# DOCUMENT PASSAGE
An Application

We sketch an application.

A Virtual University

The running example in the book Making Use of Python of Rashi Gupta is the administration of Techsity University. The application rests on four pillars:

  1. web forms with CGI scripts,
  2. information management with databases,
  3. multiple servers to handle the load,
  4. multithreaded servers handle many clients.

These topics correspond to the four weeks after the first midterm exam. In the fifth week after the first midterm exam, we studied combinations of those topics.

With CGI Programming we build web interfaces to administer courses. The course administration system allows for browsing the course catalog, for answering queries about courses, and for handling the course registration. Students in online course browse the course materials, download notes and slides, interact in online classes and labs; and upload their answers to assignments.

With database programming we administer the courses in three tables. The first table maintains information about students; the second one contains the course information (description, prerequisites, etc.); and the third table links students to courses, storing the enrollments. Every course has its own database, for a detailed syllabus; assignments, notes and slides; and for the administration of the grades.

# RECORD EXTRACTS
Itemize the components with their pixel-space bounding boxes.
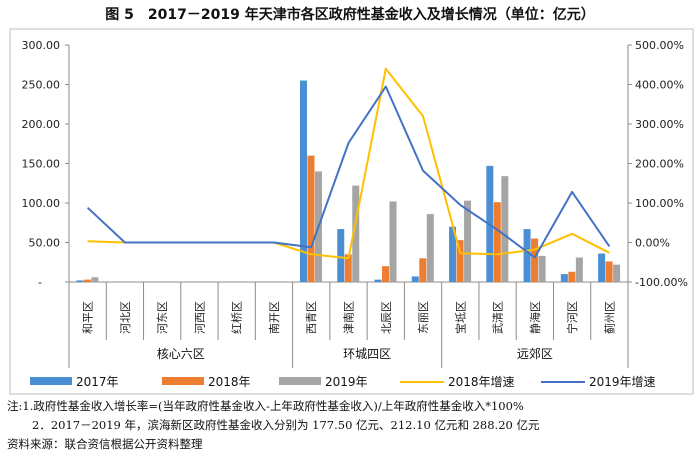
right-tick-label: 500.00% (635, 39, 684, 52)
note-line-2: 2．2017－2019 年，滨海新区政府性基金收入分别为 177.50 亿元、2… (32, 418, 540, 432)
bar-2019年 (389, 201, 397, 282)
group-label: 环城四区 (343, 347, 391, 361)
bar-2019年 (352, 185, 360, 282)
category-label: 宝坻区 (453, 301, 467, 334)
legend-swatch (30, 377, 72, 385)
category-label: 津南区 (343, 301, 356, 334)
figure-title: 图 5 2017－2019 年天津市各区政府性基金收入及增长情况（单位：亿元） (105, 7, 595, 23)
category-label: 宁河区 (565, 301, 579, 334)
category-label: 武清区 (492, 301, 505, 334)
category-label: 东丽区 (417, 301, 430, 334)
group-label: 远郊区 (517, 347, 553, 361)
bar-2019年 (464, 200, 472, 282)
bar-2018年 (83, 279, 91, 282)
bar-2019年 (575, 257, 583, 282)
bar-2017年 (449, 226, 457, 282)
note-line-1: 注:1.政府性基金收入增长率=(当年政府性基金收入-上年政府性基金收入)/上年政… (7, 399, 524, 413)
category-label: 南开区 (268, 301, 281, 334)
right-tick-label: 200.00% (635, 158, 684, 171)
category-label: 静海区 (528, 301, 542, 334)
left-tick-label: 150.00 (22, 158, 61, 171)
bar-2019年 (613, 264, 621, 282)
bar-2019年 (426, 214, 434, 282)
left-tick-label: 300.00 (22, 39, 61, 52)
category-label: 北辰区 (380, 301, 393, 334)
left-tick-label: 50.00 (29, 237, 61, 250)
category-label: 红桥区 (231, 301, 244, 334)
bar-2018年 (307, 155, 315, 282)
legend-swatch (279, 377, 321, 385)
left-tick-label: 200.00 (22, 118, 61, 131)
bar-2017年 (337, 229, 345, 282)
left-tick-label: 100.00 (22, 197, 61, 210)
right-tick-label: 400.00% (635, 79, 684, 92)
bar-2019年 (538, 255, 546, 282)
left-tick-label: 250.00 (22, 79, 61, 92)
bar-2018年 (344, 254, 352, 282)
group-label: 核心六区 (157, 347, 205, 361)
legend-label: 2019年 (325, 375, 368, 389)
right-tick-label: 300.00% (635, 118, 684, 131)
bar-2017年 (411, 276, 419, 282)
left-tick-label: - (38, 276, 42, 289)
category-label: 河东区 (156, 301, 169, 334)
chart-frame (9, 28, 694, 395)
category-label: 蓟州区 (603, 301, 616, 334)
bar-2018年 (456, 240, 464, 282)
right-tick-label: 0.00% (635, 237, 670, 250)
category-label: 西青区 (305, 301, 318, 334)
bar-2018年 (531, 238, 539, 282)
legend-label: 2019年增速 (589, 375, 656, 389)
bar-2017年 (76, 280, 84, 282)
bar-2017年 (299, 80, 307, 282)
legend-label: 2017年 (76, 375, 119, 389)
legend-label: 2018年 (208, 375, 251, 389)
bar-2017年 (598, 253, 606, 282)
bar-2019年 (501, 176, 509, 282)
category-label: 河西区 (193, 301, 206, 334)
source-line: 资料来源：联合资信根据公开资料整理 (7, 437, 203, 451)
bar-2017年 (560, 274, 568, 282)
bar-2018年 (493, 202, 501, 282)
line-2019年增速 (86, 85, 611, 259)
bar-2017年 (374, 279, 382, 282)
legend-label: 2018年增速 (448, 375, 515, 389)
bar-2019年 (91, 277, 99, 282)
bar-2017年 (523, 229, 531, 282)
legend-swatch (162, 377, 204, 385)
bar-2018年 (419, 258, 427, 282)
bar-2018年 (568, 271, 576, 282)
bar-2018年 (605, 261, 613, 282)
category-label: 河北区 (119, 301, 132, 334)
category-label: 和平区 (82, 301, 95, 334)
line-2018年增速 (87, 67, 610, 260)
right-tick-label: -100.00% (635, 276, 688, 289)
bar-2018年 (382, 266, 390, 282)
right-tick-label: 100.00% (635, 197, 684, 210)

# INSTRUCTION 1
Translate this sentence from the virtual university passage into Spanish: "With database programming we administer the courses in three tables."
# INSTRUCTION 2
Carry the virtual university passage forward from its last sentence.

# WRITTEN REPLY 1
Con la programación de bases de datos administramos los cursos en tres tablas.

# WRITTEN REPLY 2
With network programming we maintain multiple servers to handle the load. The servers handle the online registration, manage the running of the courses, and back up essential data. We expect our servers to be robust and keep running during peak periods for registration, and during prime time for online courses.

With multithreaded programming, our servers are able to handle an indefinite number of requests, for an indefinite time. The distributed computing over multiple computers applies load balancing and rescheduling of requests.

Uploading Files

In our virtual university, answer to assignments will be uploaded via an HTML form. We must specify the encoding of the form adding

enctype = "multitype/form-data"

as one of the tags. We then use an input element of type file. For example:

<input~type="file"~name="upfile"~size="50">

The HTML code in the file uploadfile.html is listed below.

<html>
<head>
<title> MCS 275 Lec 36: uploading a file </title>
</head>
<body>
<h1> form to upload a file </h1>
<form method="post"
      action="http://localhost/cgi-bin/uploadfile.py"
      enctype="multipart/form-data">
<input type="file" name="upfile" size = "50">
<p> <input type="submit" value="submit your file">
    <input type="reset" value="cancel selection"> </p>
</form>
</body>
</html>

The uploaded file is processed with a CGI script. The name field of the input element has value 'upfile'. In the CGI script, we get the form via

form = cgi.FieldStorage

Using the key name through its value as defined in the form to access the file:

uploaded = form['upfile']

Using the file attribute of uploaded for reading:

line = uploaded.file.readline()}

The script to print the first line of the file in uploadfile.py is listed below

#!/usr/bin/python
"""
This CGI script takes the input of the form
uploadfile.html and writes the first line of
the file in plaintext on the web page.
"""
import cgi
FORM = cgi.FieldStorage()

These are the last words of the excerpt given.